■ **Extracted text**
================================
Bug#1028541: lvm2: LVM filters render server unbootable

2024-01-10 Thread Friedrich Weber
Hi,

On Tue, 29 Aug 2023 17:25:23 +0200 Friedrich Weber 
wrote:
> I'm seeing this bug in a different usecase on Debian Bookworm with LVM
> 2.03.16-2: multipath is set up, the multipath device is an LVM
> physical volume in a volume group with a thin pool. To prevent LVM from
> picking up on the multipath components, /etc/lvm/lvm.conf has a
> global_filter that rejects the multipath components by matching on their
> /dev/disk/by-id symlink paths.

FWIW, for this usecase there seems to be a viable workaround: Instead of
manually adding a global_filter that ignores multipath components, rely
on LVM's own multipath component detection (available since LVM 2.03.13
[1]) that reads /etc/multipath/wwids. Installing multipath-tools-boot
makes this file available in initramfs, and then detection also works in
early boot. The description of multipath-tools-boot states that it
should not be installed if not booting from a multipath device, but
currently I don't see any downside of installing it here (not booting
from a multipath device).

Still, is there a chance the mentioned patches could be backported?
Without them, global_filter is not functioning as expected.

> https://sourceware.org/git/?p=lvm2.git;a=commit;h=17a3585cbb55d9a15ced9775a18b50c53a50ee8e
> https://sourceware.org/git/?p=lvm2.git;a=commit;h=c9fdc828ff0504bc2e57f65862bc382f7663a8a2
> https://sourceware.org/git/?p=lvm2.git;a=commit;h=6d14144d311fb347e4225ad6a48d4900b39445c4
> https://sourceware.org/git/?p=lvm2.git;a=commit;h=bd05318ba2fc588be6339f5dc61f09195996b0e9

Best,

Friedrich

[1]
https://gitlab.com/lvmteam/lvm2/-/commit/90485650931d3fc04d00c92a729050c8743969e5
[2] https://packages.debian.org/bookworm/multipath-tools-boot



Bug#1028541: lvm2: LVM filters render server unbootable

2023-08-29 Thread Friedrich Weber
Hi,

I'm seeing this bug in a different usecase on Debian Bookworm with LVM
2.03.16-2: multipath is set up, the multipath device is an LVM
physical volume in a volume group with a thin pool. To prevent LVM from
picking up on the multipath components, /etc/lvm/lvm.conf has a
global_filter that rejects the multipath components by matching on their
/dev/disk/by-id symlink paths.
================================
■ **Goal A**
Extract the passage of the LVM bug thread starting with "FWIW, for this" and going on through "a multipath device).".
■ **Goal B**
In the LVM bug thread, since which LVM version has LVM's own multipath component detection been available?
The lines that come next are separate from the LVM bug thread.

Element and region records
================================
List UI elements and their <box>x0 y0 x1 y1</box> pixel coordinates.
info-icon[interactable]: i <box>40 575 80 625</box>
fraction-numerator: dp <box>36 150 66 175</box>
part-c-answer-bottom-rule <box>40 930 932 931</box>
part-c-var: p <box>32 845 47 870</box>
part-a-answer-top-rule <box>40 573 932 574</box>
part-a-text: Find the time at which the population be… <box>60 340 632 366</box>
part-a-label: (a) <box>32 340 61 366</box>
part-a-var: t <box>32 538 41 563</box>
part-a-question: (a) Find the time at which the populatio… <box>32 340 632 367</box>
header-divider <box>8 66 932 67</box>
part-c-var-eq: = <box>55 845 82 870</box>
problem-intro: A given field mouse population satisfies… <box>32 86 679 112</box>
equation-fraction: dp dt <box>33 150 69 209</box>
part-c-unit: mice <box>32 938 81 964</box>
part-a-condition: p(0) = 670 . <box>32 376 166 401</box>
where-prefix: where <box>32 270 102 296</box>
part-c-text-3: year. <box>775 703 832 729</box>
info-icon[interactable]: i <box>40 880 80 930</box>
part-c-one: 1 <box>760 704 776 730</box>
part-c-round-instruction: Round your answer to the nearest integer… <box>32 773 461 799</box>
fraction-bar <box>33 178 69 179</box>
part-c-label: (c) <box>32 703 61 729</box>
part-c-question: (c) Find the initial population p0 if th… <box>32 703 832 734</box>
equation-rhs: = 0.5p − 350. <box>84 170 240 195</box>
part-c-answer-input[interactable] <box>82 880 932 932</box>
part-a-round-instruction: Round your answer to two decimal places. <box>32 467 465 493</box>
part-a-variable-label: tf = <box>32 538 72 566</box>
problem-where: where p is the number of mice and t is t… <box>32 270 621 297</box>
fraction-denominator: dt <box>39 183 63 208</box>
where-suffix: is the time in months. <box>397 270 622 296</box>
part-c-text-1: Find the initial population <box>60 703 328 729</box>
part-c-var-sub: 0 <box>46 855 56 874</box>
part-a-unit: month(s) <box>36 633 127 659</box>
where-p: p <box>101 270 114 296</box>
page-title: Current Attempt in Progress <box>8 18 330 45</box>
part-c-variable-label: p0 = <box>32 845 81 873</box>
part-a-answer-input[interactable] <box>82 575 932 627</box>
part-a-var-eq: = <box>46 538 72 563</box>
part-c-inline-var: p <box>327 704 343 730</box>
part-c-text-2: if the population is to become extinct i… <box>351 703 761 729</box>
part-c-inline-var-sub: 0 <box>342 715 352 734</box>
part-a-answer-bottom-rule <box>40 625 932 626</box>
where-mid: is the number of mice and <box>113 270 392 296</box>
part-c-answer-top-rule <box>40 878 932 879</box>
================================
■ **Written answer A**
FWIW, for this usecase there seems to be a viable workaround: Instead of
manually adding a global_filter that ignores multipath components, rely
on LVM's own multipath component detection (available since LVM 2.03.13
[1]) that reads /etc/multipath/wwids. Installing multipath-tools-boot
makes this file available in initramfs, and then detection also works in
early boot. The description of multipath-tools-boot states that it
should not be installed if not booting from a multipath device, but
currently I don't see any downside of installing it here (not booting
from a multipath device).

■ **Written answer B**
LVM 2.03.13